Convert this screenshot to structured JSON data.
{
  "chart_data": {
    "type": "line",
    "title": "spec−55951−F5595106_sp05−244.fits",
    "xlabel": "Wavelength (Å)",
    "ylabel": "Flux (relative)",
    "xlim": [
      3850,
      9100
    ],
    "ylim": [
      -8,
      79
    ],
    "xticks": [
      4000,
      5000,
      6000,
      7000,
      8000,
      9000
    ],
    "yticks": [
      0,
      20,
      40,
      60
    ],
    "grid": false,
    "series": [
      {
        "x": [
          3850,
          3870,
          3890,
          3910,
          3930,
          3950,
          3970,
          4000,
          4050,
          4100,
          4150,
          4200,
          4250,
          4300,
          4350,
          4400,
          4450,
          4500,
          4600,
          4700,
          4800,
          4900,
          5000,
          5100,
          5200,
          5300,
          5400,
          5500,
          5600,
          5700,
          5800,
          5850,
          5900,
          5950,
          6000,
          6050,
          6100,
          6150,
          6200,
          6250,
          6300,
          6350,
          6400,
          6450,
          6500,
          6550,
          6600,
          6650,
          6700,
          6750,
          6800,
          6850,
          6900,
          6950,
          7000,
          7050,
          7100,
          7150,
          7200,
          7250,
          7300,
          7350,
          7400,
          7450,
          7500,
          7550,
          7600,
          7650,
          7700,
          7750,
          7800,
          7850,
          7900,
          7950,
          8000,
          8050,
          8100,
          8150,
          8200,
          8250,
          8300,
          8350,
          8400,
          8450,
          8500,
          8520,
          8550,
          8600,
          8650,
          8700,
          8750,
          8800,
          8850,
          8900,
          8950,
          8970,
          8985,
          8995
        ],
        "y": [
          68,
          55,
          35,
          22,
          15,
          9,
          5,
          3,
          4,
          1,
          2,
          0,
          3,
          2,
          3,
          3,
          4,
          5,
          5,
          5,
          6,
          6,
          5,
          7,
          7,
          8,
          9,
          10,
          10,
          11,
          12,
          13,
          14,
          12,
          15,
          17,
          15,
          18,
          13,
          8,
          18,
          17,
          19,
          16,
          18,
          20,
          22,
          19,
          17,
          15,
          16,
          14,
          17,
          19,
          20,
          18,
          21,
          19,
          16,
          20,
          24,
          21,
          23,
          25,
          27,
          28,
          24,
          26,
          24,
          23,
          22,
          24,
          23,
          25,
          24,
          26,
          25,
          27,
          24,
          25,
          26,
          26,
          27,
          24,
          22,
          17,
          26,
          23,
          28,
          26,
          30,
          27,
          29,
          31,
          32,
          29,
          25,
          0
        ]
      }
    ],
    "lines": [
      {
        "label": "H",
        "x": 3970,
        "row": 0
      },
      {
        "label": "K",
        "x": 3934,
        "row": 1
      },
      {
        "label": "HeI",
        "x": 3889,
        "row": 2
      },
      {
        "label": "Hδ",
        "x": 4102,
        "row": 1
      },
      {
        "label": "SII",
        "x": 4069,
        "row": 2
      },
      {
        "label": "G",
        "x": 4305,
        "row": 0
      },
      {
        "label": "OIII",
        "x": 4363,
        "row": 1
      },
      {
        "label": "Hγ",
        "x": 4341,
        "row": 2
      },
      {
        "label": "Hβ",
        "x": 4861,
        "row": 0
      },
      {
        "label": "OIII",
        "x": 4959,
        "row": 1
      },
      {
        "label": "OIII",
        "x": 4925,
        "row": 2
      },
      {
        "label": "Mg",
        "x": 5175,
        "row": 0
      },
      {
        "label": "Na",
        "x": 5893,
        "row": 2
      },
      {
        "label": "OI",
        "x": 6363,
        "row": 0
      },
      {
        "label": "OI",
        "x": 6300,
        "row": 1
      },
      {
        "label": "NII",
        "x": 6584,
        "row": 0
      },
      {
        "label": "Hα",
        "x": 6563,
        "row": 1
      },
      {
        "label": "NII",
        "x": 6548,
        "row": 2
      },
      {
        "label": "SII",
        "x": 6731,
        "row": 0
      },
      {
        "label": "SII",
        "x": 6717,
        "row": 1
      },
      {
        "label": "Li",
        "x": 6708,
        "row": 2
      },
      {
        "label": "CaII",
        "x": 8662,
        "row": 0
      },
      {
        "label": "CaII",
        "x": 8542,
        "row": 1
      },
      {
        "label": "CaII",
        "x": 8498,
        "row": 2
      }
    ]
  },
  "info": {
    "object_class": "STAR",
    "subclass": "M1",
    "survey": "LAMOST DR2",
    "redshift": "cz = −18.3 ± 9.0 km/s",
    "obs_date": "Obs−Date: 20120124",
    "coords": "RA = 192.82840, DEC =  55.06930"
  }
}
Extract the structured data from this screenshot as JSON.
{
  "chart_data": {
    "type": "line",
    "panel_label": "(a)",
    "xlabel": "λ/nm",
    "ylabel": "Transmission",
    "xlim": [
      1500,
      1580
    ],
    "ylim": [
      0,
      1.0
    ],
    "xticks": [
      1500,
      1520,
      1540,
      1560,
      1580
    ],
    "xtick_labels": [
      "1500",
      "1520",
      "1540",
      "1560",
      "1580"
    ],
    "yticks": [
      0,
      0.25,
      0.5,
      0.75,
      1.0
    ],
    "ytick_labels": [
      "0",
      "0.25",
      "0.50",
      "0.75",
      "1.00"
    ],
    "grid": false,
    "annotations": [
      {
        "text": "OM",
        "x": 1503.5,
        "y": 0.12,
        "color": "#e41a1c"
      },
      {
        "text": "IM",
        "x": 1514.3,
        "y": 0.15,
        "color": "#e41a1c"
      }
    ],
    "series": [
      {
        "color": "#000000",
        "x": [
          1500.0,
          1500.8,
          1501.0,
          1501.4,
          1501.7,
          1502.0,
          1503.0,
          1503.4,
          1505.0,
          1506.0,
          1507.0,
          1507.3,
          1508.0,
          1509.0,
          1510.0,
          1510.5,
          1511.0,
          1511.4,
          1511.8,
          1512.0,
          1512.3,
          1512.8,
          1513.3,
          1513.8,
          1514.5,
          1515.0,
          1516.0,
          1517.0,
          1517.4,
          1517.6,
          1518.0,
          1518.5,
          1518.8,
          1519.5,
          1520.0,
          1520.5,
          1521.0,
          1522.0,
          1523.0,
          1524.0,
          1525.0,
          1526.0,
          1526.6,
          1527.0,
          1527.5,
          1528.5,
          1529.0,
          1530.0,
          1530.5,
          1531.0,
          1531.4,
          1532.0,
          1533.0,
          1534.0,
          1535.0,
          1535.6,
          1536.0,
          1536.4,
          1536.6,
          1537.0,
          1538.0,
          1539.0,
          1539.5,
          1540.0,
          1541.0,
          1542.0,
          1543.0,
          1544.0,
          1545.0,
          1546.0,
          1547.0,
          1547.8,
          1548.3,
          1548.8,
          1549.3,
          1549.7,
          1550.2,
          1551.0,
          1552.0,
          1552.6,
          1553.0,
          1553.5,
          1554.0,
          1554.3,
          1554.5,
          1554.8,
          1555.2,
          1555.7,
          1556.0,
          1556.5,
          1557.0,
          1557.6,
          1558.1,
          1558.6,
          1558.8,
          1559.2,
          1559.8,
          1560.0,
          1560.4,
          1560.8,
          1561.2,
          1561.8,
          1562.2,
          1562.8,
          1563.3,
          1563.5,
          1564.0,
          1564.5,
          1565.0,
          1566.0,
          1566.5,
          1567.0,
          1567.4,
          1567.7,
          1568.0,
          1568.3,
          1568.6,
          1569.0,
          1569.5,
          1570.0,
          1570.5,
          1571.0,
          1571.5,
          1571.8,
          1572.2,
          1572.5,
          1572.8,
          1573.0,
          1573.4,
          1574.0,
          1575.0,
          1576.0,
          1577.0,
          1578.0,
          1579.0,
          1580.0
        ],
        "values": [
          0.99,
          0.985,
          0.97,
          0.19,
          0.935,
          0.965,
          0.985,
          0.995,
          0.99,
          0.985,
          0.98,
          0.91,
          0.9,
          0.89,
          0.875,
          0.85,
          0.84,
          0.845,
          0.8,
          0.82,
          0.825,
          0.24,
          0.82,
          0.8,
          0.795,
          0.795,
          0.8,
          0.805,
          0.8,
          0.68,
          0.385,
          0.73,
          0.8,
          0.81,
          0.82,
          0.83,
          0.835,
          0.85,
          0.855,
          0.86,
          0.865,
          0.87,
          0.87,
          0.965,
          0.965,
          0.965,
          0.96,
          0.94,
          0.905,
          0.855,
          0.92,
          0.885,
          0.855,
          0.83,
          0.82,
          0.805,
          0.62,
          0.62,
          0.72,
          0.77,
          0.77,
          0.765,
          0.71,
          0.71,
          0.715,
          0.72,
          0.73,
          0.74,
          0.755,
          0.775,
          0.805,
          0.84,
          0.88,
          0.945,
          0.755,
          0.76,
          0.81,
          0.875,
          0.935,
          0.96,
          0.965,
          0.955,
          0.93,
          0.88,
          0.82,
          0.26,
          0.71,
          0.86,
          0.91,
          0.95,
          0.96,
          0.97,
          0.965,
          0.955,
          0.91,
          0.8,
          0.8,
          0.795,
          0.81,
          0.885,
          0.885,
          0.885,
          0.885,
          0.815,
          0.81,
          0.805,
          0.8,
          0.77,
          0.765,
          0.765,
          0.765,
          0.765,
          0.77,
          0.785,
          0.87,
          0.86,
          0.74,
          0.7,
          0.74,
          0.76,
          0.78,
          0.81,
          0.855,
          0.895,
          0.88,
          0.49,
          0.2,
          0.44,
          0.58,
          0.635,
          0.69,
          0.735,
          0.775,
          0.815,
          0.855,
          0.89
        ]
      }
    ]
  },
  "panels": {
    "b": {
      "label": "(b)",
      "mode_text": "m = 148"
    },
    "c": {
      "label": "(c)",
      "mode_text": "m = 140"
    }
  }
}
※
_TASK BRIEF_
Return every line above that contains the word "this".

_THE RESULT_
Convert this screenshot to structured JSON data.
Extract the structured data from this screenshot as JSON.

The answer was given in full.